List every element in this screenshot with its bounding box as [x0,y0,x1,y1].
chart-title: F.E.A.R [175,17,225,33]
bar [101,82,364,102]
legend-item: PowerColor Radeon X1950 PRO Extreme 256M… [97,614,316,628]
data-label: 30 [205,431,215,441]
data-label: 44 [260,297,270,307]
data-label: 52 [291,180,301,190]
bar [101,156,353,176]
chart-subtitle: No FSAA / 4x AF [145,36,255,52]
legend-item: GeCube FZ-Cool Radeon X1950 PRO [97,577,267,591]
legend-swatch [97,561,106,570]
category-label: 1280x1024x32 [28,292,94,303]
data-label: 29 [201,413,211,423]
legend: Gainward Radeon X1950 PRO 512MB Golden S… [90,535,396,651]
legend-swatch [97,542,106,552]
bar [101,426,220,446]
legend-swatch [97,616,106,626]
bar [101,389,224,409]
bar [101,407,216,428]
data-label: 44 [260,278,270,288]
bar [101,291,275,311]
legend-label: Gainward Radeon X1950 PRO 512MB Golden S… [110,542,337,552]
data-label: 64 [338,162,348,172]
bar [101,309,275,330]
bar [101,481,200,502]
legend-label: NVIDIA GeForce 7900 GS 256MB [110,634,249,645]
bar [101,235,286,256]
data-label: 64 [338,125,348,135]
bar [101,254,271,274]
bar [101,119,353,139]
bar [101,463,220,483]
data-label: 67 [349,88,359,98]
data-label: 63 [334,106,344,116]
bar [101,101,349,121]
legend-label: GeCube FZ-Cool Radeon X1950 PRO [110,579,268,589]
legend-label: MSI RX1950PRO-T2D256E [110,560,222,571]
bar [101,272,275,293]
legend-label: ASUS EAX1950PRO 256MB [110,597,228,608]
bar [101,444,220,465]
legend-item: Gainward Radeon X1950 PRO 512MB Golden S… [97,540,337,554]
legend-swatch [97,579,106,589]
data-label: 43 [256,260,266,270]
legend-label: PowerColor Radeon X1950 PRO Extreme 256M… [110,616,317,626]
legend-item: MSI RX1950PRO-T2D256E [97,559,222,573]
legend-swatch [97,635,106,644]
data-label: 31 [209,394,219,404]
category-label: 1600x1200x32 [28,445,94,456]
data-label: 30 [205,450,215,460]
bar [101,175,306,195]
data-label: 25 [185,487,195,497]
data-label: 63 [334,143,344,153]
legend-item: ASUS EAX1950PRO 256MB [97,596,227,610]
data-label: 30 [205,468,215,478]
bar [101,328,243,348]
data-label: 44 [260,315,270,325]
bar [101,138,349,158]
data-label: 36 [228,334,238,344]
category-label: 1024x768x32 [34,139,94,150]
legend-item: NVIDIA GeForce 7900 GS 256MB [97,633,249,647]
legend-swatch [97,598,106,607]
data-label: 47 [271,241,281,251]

┄┄┄┄┄┄┄┄┄┄┄┄┄┄┄┄┄┄┄┄

* **The exercise**:
Rewrite the lines above, putting "legend-marker" in place of every "legend-swatch" and leaving everything else unchanged.

* **Written answer**:
List every element in this screenshot with its bounding box as [x0,y0,x1,y1].
chart-title: F.E.A.R [175,17,225,33]
bar [101,82,364,102]
legend-item: PowerColor Radeon X1950 PRO Extreme 256M… [97,614,316,628]
data-label: 30 [205,431,215,441]
data-label: 44 [260,297,270,307]
data-label: 52 [291,180,301,190]
bar [101,156,353,176]
chart-subtitle: No FSAA / 4x AF [145,36,255,52]
legend-item: GeCube FZ-Cool Radeon X1950 PRO [97,577,267,591]
legend-marker [97,561,106,570]
category-label: 1280x1024x32 [28,292,94,303]
data-label: 29 [201,413,211,423]
legend: Gainward Radeon X1950 PRO 512MB Golden S… [90,535,396,651]
legend-marker [97,542,106,552]
bar [101,426,220,446]
legend-marker [97,616,106,626]
bar [101,389,224,409]
bar [101,407,216,428]
data-label: 44 [260,278,270,288]
bar [101,291,275,311]
legend-label: Gainward Radeon X1950 PRO 512MB Golden S… [110,542,337,552]
data-label: 64 [338,162,348,172]
bar [101,309,275,330]
bar [101,481,200,502]
legend-label: NVIDIA GeForce 7900 GS 256MB [110,634,249,645]
bar [101,235,286,256]
data-label: 64 [338,125,348,135]
bar [101,254,271,274]
bar [101,119,353,139]
bar [101,463,220,483]
data-label: 67 [349,88,359,98]
data-label: 63 [334,106,344,116]
bar [101,101,349,121]
legend-label: GeCube FZ-Cool Radeon X1950 PRO [110,579,268,589]
legend-label: MSI RX1950PRO-T2D256E [110,560,222,571]
bar [101,272,275,293]
legend-label: ASUS EAX1950PRO 256MB [110,597,228,608]
bar [101,444,220,465]
legend-item: Gainward Radeon X1950 PRO 512MB Golden S… [97,540,337,554]
legend-marker [97,579,106,589]
data-label: 43 [256,260,266,270]
legend-label: PowerColor Radeon X1950 PRO Extreme 256M… [110,616,317,626]
legend-item: MSI RX1950PRO-T2D256E [97,559,222,573]
legend-marker [97,635,106,644]
data-label: 31 [209,394,219,404]
category-label: 1600x1200x32 [28,445,94,456]
data-label: 30 [205,450,215,460]
bar [101,175,306,195]
data-label: 25 [185,487,195,497]
data-label: 63 [334,143,344,153]
legend-item: ASUS EAX1950PRO 256MB [97,596,227,610]
data-label: 30 [205,468,215,478]
bar [101,328,243,348]
data-label: 44 [260,315,270,325]
bar [101,138,349,158]
data-label: 36 [228,334,238,344]
category-label: 1024x768x32 [34,139,94,150]
legend-item: NVIDIA GeForce 7900 GS 256MB [97,633,249,647]
legend-marker [97,598,106,607]
data-label: 47 [271,241,281,251]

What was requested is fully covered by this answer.